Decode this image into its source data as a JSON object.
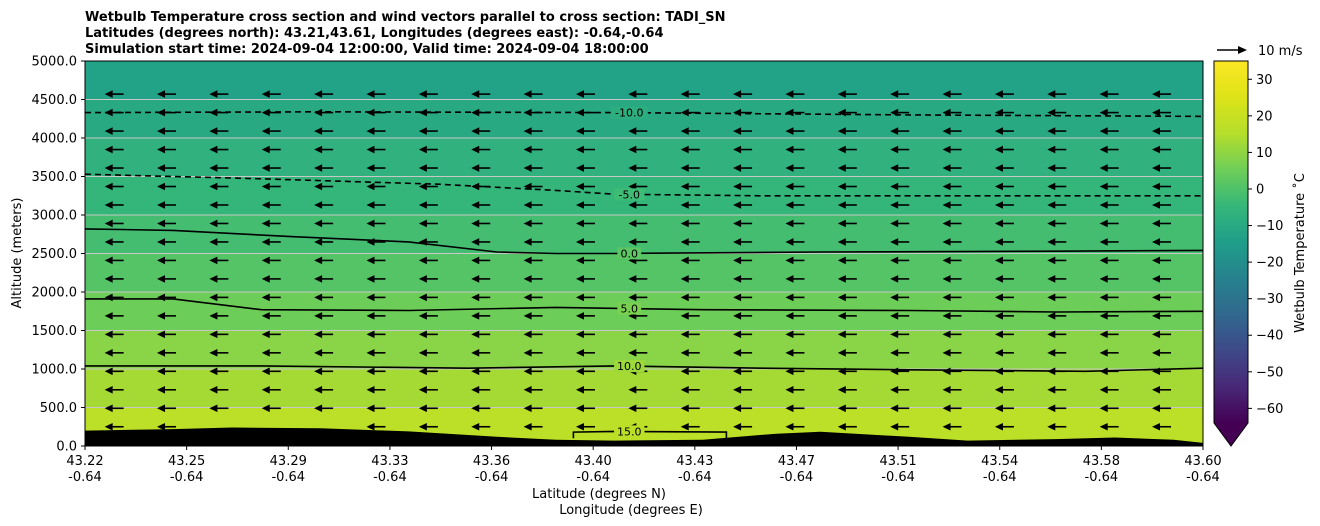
{
  "chart_data": {
    "type": "contourf",
    "title_lines": [
      "Wetbulb Temperature cross section and wind vectors parallel to cross section: TADI_SN",
      "Latitudes (degrees north): 43.21,43.61, Longitudes (degrees east): -0.64,-0.64",
      "Simulation start time: 2024-09-04 12:00:00, Valid time: 2024-09-04 18:00:00"
    ],
    "xlabel": "Latitude (degrees N)",
    "xlabel2": "Longitude (degrees E)",
    "ylabel": "Altitude (meters)",
    "ylim": [
      0,
      5000
    ],
    "x_ticks": [
      {
        "lat": "43.22",
        "lon": "-0.64"
      },
      {
        "lat": "43.25",
        "lon": "-0.64"
      },
      {
        "lat": "43.29",
        "lon": "-0.64"
      },
      {
        "lat": "43.33",
        "lon": "-0.64"
      },
      {
        "lat": "43.36",
        "lon": "-0.64"
      },
      {
        "lat": "43.40",
        "lon": "-0.64"
      },
      {
        "lat": "43.43",
        "lon": "-0.64"
      },
      {
        "lat": "43.47",
        "lon": "-0.64"
      },
      {
        "lat": "43.51",
        "lon": "-0.64"
      },
      {
        "lat": "43.54",
        "lon": "-0.64"
      },
      {
        "lat": "43.58",
        "lon": "-0.64"
      },
      {
        "lat": "43.60",
        "lon": "-0.64"
      }
    ],
    "x_range": [
      43.22,
      43.6
    ],
    "y_ticks": [
      "0.0",
      "500.0",
      "1000.0",
      "1500.0",
      "2000.0",
      "2500.0",
      "3000.0",
      "3500.0",
      "4000.0",
      "4500.0",
      "5000.0"
    ],
    "grid": "horizontal",
    "colorbar": {
      "label": "Wetbulb Temperature $^\\circ$C",
      "label_display": "Wetbulb Temperature ˚C",
      "ticks": [
        "−60",
        "−50",
        "−40",
        "−30",
        "−20",
        "−10",
        "0",
        "10",
        "20",
        "30"
      ],
      "range": [
        -64,
        35
      ],
      "colormap": "viridis",
      "extend": "min"
    },
    "quiver_key": {
      "label": "10 m/s"
    },
    "wind": {
      "direction": "toward decreasing latitude",
      "approx_speed_ms": 6
    },
    "contours": [
      {
        "level": -10.0,
        "label": "-10.0",
        "style": "dashed",
        "x": [
          43.22,
          43.3,
          43.4,
          43.5,
          43.6
        ],
        "y": [
          4330,
          4340,
          4330,
          4300,
          4280
        ]
      },
      {
        "level": -5.0,
        "label": "-5.0",
        "style": "dashed",
        "x": [
          43.22,
          43.28,
          43.34,
          43.38,
          43.4,
          43.45,
          43.52,
          43.6
        ],
        "y": [
          3530,
          3470,
          3400,
          3320,
          3270,
          3250,
          3250,
          3250
        ]
      },
      {
        "level": 0.0,
        "label": "0.0",
        "style": "solid",
        "x": [
          43.22,
          43.25,
          43.29,
          43.33,
          43.36,
          43.38,
          43.4,
          43.47,
          43.55,
          43.6
        ],
        "y": [
          2820,
          2800,
          2720,
          2650,
          2520,
          2500,
          2500,
          2520,
          2530,
          2540
        ]
      },
      {
        "level": 5.0,
        "label": "5.0",
        "style": "solid",
        "x": [
          43.22,
          43.25,
          43.28,
          43.33,
          43.38,
          43.43,
          43.5,
          43.55,
          43.6
        ],
        "y": [
          1910,
          1910,
          1770,
          1760,
          1800,
          1770,
          1760,
          1740,
          1750
        ]
      },
      {
        "level": 10.0,
        "label": "10.0",
        "style": "solid",
        "x": [
          43.22,
          43.28,
          43.35,
          43.4,
          43.45,
          43.5,
          43.56,
          43.6
        ],
        "y": [
          1040,
          1040,
          1010,
          1040,
          1010,
          990,
          970,
          1010
        ]
      },
      {
        "level": 15.0,
        "label": "15.0",
        "style": "solid",
        "x": [
          43.386,
          43.386,
          43.4,
          43.438,
          43.438
        ],
        "y": [
          100,
          180,
          190,
          180,
          100
        ]
      }
    ],
    "terrain": {
      "x": [
        43.22,
        43.25,
        43.27,
        43.3,
        43.33,
        43.36,
        43.38,
        43.4,
        43.43,
        43.455,
        43.47,
        43.5,
        43.52,
        43.55,
        43.57,
        43.59,
        43.6
      ],
      "y": [
        200,
        220,
        240,
        230,
        190,
        120,
        80,
        70,
        80,
        160,
        185,
        120,
        70,
        90,
        110,
        80,
        40
      ]
    },
    "color_bands": [
      {
        "z0": 0,
        "z1": 500,
        "temp": 17
      },
      {
        "z0": 500,
        "z1": 1000,
        "temp": 13
      },
      {
        "z0": 1000,
        "z1": 1500,
        "temp": 9
      },
      {
        "z0": 1500,
        "z1": 2000,
        "temp": 5
      },
      {
        "z0": 2000,
        "z1": 2500,
        "temp": 1
      },
      {
        "z0": 2500,
        "z1": 3000,
        "temp": -2
      },
      {
        "z0": 3000,
        "z1": 3500,
        "temp": -5
      },
      {
        "z0": 3500,
        "z1": 4000,
        "temp": -7
      },
      {
        "z0": 4000,
        "z1": 4500,
        "temp": -10
      },
      {
        "z0": 4500,
        "z1": 5000,
        "temp": -13
      }
    ]
  }
}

WORK TO DO.
Drop the images and quote the entries word for word.

RESPONSE TO THE TASK.
Decode this image into its source data as a JSON object.
{
  "chart_data": {
    "type": "contourf",
    "title_lines": [
      "Wetbulb Temperature cross section and wind vectors parallel to cross section: TADI_SN",
      "Latitudes (degrees north): 43.21,43.61, Longitudes (degrees east): -0.64,-0.64",
      "Simulation start time: 2024-09-04 12:00:00, Valid time: 2024-09-04 18:00:00"
    ],
    "xlabel": "Latitude (degrees N)",
    "xlabel2": "Longitude (degrees E)",
    "ylabel": "Altitude (meters)",
    "ylim": [
      0,
      5000
    ],
    "x_ticks": [
      {
        "lat": "43.22",
        "lon": "-0.64"
      },
      {
        "lat": "43.25",
        "lon": "-0.64"
      },
      {
        "lat": "43.29",
        "lon": "-0.64"
      },
      {
        "lat": "43.33",
        "lon": "-0.64"
      },
      {
        "lat": "43.36",
        "lon": "-0.64"
      },
      {
        "lat": "43.40",
        "lon": "-0.64"
      },
      {
        "lat": "43.43",
        "lon": "-0.64"
      },
      {
        "lat": "43.47",
        "lon": "-0.64"
      },
      {
        "lat": "43.51",
        "lon": "-0.64"
      },
      {
        "lat": "43.54",
        "lon": "-0.64"
      },
      {
        "lat": "43.58",
        "lon": "-0.64"
      },
      {
        "lat": "43.60",
        "lon": "-0.64"
      }
    ],
    "x_range": [
      43.22,
      43.6
    ],
    "y_ticks": [
      "0.0",
      "500.0",
      "1000.0",
      "1500.0",
      "2000.0",
      "2500.0",
      "3000.0",
      "3500.0",
      "4000.0",
      "4500.0",
      "5000.0"
    ],
    "grid": "horizontal",
    "colorbar": {
      "label": "Wetbulb Temperature $^\\circ$C",
      "label_display": "Wetbulb Temperature ˚C",
      "ticks": [
        "−60",
        "−50",
        "−40",
        "−30",
        "−20",
        "−10",
        "0",
        "10",
        "20",
        "30"
      ],
      "range": [
        -64,
        35
      ],
      "colormap": "viridis",
      "extend": "min"
    },
    "quiver_key": {
      "label": "10 m/s"
    },
    "wind": {
      "direction": "toward decreasing latitude",
      "approx_speed_ms": 6
    },
    "contours": [
      {
        "level": -10.0,
        "label": "-10.0",
        "style": "dashed",
        "x": [
          43.22,
          43.3,
          43.4,
          43.5,
          43.6
        ],
        "y": [
          4330,
          4340,
          4330,
          4300,
          4280
        ]
      },
      {
        "level": -5.0,
        "label": "-5.0",
        "style": "dashed",
        "x": [
          43.22,
          43.28,
          43.34,
          43.38,
          43.4,
          43.45,
          43.52,
          43.6
        ],
        "y": [
          3530,
          3470,
          3400,
          3320,
          3270,
          3250,
          3250,
          3250
        ]
      },
      {
        "level": 0.0,
        "label": "0.0",
        "style": "solid",
        "x": [
          43.22,
          43.25,
          43.29,
          43.33,
          43.36,
          43.38,
          43.4,
          43.47,
          43.55,
          43.6
        ],
        "y": [
          2820,
          2800,
          2720,
          2650,
          2520,
          2500,
          2500,
          2520,
          2530,
          2540
        ]
      },
      {
        "level": 5.0,
        "label": "5.0",
        "style": "solid",
        "x": [
          43.22,
          43.25,
          43.28,
          43.33,
          43.38,
          43.43,
          43.5,
          43.55,
          43.6
        ],
        "y": [
          1910,
          1910,
          1770,
          1760,
          1800,
          1770,
          1760,
          1740,
          1750
        ]
      },
      {
        "level": 10.0,
        "label": "10.0",
        "style": "solid",
        "x": [
          43.22,
          43.28,
          43.35,
          43.4,
          43.45,
          43.5,
          43.56,
          43.6
        ],
        "y": [
          1040,
          1040,
          1010,
          1040,
          1010,
          990,
          970,
          1010
        ]
      },
      {
        "level": 15.0,
        "label": "15.0",
        "style": "solid",
        "x": [
          43.386,
          43.386,
          43.4,
          43.438,
          43.438
        ],
        "y": [
          100,
          180,
          190,
          180,
          100
        ]
      }
    ],
    "terrain": {
      "x": [
        43.22,
        43.25,
        43.27,
        43.3,
        43.33,
        43.36,
        43.38,
        43.4,
        43.43,
        43.455,
        43.47,
        43.5,
        43.52,
        43.55,
        43.57,
        43.59,
        43.6
      ],
      "y": [
        200,
        220,
        240,
        230,
        190,
        120,
        80,
        70,
        80,
        160,
        185,
        120,
        70,
        90,
        110,
        80,
        40
      ]
    },
    "color_bands": [
      {
        "z0": 0,
        "z1": 500,
        "temp": 17
      },
      {
        "z0": 500,
        "z1": 1000,
        "temp": 13
      },
      {
        "z0": 1000,
        "z1": 1500,
        "temp": 9
      },
      {
        "z0": 1500,
        "z1": 2000,
        "temp": 5
      },
      {
        "z0": 2000,
        "z1": 2500,
        "temp": 1
      },
      {
        "z0": 2500,
        "z1": 3000,
        "temp": -2
      },
      {
        "z0": 3000,
        "z1": 3500,
        "temp": -5
      },
      {
        "z0": 3500,
        "z1": 4000,
        "temp": -7
      },
      {
        "z0": 4000,
        "z1": 4500,
        "temp": -10
      },
      {
        "z0": 4500,
        "z1": 5000,
        "temp": -13
      }
    ]
  }
}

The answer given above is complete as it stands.